▶
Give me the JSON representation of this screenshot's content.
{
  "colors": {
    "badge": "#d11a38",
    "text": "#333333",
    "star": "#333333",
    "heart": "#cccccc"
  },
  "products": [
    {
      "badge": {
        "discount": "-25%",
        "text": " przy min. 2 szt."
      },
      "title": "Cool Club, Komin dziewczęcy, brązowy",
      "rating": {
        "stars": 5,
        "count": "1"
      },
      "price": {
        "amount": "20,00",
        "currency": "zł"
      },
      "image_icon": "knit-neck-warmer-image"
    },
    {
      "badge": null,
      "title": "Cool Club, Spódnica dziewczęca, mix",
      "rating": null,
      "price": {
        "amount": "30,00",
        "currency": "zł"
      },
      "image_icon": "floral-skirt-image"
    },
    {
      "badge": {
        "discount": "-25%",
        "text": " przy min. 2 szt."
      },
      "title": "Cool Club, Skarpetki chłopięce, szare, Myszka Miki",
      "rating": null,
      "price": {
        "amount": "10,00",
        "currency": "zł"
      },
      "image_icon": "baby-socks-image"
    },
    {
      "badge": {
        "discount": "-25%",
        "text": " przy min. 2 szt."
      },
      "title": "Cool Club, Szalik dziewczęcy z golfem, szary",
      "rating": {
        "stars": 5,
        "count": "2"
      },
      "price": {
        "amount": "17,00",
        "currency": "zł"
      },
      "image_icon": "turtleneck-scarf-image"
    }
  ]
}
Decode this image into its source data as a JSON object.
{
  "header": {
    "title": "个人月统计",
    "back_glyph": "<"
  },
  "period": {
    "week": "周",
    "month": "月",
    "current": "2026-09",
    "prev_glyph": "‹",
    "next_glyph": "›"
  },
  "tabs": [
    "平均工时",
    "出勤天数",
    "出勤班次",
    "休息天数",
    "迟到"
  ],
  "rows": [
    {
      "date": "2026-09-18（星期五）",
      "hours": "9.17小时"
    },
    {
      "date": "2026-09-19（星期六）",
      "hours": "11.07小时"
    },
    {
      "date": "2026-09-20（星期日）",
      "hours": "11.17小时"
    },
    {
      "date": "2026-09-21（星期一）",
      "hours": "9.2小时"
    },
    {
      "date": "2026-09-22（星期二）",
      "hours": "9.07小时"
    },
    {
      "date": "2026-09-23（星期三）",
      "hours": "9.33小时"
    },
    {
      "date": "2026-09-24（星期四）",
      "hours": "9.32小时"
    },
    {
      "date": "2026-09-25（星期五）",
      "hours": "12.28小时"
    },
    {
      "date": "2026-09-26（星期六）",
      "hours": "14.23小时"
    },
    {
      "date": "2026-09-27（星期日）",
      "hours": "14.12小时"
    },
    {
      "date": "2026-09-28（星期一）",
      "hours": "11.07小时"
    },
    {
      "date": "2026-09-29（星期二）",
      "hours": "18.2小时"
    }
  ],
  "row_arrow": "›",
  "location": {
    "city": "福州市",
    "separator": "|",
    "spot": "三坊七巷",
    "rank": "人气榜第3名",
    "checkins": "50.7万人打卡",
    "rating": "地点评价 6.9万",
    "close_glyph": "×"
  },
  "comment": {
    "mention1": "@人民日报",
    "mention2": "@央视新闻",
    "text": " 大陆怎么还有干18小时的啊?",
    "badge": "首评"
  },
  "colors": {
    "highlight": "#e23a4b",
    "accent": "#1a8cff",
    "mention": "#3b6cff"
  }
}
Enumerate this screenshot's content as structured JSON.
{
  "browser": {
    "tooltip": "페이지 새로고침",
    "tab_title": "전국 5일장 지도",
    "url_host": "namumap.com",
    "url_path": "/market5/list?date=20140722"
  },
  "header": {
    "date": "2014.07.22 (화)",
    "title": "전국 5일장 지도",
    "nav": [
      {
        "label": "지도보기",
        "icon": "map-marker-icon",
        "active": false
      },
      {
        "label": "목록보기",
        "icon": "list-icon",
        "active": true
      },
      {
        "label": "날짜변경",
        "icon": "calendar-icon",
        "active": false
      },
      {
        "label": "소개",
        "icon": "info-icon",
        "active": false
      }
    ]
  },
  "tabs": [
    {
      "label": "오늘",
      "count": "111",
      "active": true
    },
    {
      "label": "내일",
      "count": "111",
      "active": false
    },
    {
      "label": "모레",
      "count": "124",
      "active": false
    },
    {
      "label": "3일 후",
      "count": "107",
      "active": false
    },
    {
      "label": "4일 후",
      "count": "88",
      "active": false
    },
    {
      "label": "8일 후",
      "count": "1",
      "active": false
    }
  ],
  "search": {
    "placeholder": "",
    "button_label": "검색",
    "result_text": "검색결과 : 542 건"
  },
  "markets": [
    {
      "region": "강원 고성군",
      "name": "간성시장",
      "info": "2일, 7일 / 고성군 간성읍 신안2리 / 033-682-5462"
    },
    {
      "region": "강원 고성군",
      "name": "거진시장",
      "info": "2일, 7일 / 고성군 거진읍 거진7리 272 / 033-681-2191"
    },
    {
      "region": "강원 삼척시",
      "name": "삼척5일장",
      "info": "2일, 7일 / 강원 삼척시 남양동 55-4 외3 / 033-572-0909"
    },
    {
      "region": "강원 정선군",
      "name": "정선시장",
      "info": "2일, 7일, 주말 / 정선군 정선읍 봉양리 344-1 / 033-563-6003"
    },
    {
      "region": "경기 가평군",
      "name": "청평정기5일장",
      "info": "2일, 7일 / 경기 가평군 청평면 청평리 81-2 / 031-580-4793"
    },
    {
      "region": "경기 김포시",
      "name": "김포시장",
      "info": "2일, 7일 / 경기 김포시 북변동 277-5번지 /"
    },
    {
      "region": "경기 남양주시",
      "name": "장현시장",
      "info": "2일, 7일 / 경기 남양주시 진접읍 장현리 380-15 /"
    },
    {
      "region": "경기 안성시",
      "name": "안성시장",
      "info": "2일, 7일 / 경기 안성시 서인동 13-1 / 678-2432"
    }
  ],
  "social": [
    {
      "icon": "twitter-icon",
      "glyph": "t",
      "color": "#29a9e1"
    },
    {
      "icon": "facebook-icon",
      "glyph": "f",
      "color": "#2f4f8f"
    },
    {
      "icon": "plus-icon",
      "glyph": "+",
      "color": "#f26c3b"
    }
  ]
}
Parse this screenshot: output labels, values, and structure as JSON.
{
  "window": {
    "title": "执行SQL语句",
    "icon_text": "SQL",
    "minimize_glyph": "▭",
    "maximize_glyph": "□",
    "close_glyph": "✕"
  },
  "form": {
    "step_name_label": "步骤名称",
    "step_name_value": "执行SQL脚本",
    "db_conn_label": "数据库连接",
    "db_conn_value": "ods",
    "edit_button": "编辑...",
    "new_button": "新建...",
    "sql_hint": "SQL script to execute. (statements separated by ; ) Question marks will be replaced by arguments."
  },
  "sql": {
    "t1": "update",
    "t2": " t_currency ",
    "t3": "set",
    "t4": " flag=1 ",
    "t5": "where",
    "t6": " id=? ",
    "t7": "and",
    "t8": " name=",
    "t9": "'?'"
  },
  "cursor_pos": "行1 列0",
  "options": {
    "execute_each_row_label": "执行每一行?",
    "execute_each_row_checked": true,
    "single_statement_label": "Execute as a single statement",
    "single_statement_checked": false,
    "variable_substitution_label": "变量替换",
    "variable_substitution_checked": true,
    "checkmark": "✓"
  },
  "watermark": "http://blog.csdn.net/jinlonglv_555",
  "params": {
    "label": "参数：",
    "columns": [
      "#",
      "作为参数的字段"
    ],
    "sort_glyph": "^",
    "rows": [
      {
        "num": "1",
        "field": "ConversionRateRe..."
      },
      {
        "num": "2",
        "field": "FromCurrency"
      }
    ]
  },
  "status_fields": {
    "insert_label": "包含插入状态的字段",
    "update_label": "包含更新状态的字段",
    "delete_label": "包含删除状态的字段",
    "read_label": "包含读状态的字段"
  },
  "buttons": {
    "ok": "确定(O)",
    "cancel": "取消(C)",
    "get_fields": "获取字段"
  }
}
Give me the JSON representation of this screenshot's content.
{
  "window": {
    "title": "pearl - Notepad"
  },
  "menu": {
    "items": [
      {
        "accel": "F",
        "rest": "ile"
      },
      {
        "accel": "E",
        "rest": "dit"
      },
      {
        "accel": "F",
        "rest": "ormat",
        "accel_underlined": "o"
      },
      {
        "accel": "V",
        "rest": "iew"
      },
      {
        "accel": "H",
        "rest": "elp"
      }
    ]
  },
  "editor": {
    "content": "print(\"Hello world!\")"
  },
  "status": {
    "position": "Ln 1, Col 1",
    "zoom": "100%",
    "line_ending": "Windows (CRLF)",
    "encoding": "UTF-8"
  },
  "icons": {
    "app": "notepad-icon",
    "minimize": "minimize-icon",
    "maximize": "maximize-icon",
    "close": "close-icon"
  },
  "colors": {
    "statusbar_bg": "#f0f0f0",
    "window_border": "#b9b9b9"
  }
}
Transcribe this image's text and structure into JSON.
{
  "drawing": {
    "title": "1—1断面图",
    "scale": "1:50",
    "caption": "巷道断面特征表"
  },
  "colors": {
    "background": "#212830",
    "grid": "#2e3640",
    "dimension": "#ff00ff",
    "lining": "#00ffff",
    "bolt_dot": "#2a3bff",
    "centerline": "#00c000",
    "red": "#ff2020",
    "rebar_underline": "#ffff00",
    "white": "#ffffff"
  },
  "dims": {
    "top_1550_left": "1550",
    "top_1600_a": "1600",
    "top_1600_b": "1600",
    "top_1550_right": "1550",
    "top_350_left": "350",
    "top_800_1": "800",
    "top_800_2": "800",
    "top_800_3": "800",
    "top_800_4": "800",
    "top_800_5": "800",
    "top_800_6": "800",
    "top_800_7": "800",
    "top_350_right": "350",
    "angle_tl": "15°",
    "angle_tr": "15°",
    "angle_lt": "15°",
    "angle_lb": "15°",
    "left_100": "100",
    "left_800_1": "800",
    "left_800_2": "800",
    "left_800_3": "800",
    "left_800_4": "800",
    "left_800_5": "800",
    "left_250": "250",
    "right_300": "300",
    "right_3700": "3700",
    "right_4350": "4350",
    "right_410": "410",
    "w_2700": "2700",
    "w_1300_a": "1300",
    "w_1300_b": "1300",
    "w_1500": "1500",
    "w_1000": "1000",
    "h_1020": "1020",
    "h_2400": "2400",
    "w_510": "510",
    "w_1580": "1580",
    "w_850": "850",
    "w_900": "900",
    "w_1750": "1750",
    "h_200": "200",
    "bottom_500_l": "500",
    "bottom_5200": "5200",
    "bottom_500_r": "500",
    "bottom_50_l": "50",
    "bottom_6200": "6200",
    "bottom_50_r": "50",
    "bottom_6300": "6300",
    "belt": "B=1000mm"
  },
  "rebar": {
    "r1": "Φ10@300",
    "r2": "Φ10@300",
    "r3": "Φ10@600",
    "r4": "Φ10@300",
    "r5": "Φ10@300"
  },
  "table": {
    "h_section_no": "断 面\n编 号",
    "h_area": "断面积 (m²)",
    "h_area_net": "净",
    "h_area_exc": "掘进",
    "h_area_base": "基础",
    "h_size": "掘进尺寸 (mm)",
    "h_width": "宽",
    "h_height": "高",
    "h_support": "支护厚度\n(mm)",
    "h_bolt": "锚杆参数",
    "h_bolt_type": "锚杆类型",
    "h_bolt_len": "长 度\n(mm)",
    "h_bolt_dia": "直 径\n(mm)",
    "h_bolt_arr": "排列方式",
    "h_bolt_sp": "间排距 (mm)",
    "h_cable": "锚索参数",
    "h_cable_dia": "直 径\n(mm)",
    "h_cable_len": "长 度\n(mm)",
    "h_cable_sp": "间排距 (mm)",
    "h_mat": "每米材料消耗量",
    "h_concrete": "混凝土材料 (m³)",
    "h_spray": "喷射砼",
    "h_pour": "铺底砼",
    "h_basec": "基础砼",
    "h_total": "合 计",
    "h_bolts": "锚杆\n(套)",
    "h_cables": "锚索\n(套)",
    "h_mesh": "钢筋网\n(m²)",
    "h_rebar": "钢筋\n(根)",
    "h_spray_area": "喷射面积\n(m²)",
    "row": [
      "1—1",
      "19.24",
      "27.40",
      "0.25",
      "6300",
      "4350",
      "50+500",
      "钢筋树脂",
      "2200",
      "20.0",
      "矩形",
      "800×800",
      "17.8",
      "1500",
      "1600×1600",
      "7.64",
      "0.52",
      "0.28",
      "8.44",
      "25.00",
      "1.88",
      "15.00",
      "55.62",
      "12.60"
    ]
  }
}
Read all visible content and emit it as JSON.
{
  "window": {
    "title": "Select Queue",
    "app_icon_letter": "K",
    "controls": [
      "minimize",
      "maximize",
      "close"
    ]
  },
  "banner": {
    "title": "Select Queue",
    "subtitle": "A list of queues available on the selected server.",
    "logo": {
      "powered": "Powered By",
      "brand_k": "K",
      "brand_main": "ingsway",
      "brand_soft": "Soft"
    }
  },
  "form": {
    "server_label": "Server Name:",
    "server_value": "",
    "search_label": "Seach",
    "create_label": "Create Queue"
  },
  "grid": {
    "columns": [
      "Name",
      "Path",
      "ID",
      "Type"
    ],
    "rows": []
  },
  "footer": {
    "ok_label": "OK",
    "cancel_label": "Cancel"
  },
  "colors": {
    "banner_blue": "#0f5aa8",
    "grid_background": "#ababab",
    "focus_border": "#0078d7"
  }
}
◀
(Your goal): Return exactly the lines from the line bearing "Read all visible content and emit it as JSON." to the end of the records, inclusive of both; include no other lines.

(Result of the exercise):
Read all visible content and emit it as JSON.
{
  "window": {
    "title": "Select Queue",
    "app_icon_letter": "K",
    "controls": [
      "minimize",
      "maximize",
      "close"
    ]
  },
  "banner": {
    "title": "Select Queue",
    "subtitle": "A list of queues available on the selected server.",
    "logo": {
      "powered": "Powered By",
      "brand_k": "K",
      "brand_main": "ingsway",
      "brand_soft": "Soft"
    }
  },
  "form": {
    "server_label": "Server Name:",
    "server_value": "",
    "search_label": "Seach",
    "create_label": "Create Queue"
  },
  "grid": {
    "columns": [
      "Name",
      "Path",
      "ID",
      "Type"
    ],
    "rows": []
  },
  "footer": {
    "ok_label": "OK",
    "cancel_label": "Cancel"
  },
  "colors": {
    "banner_blue": "#0f5aa8",
    "grid_background": "#ababab",
    "focus_border": "#0078d7"
  }
}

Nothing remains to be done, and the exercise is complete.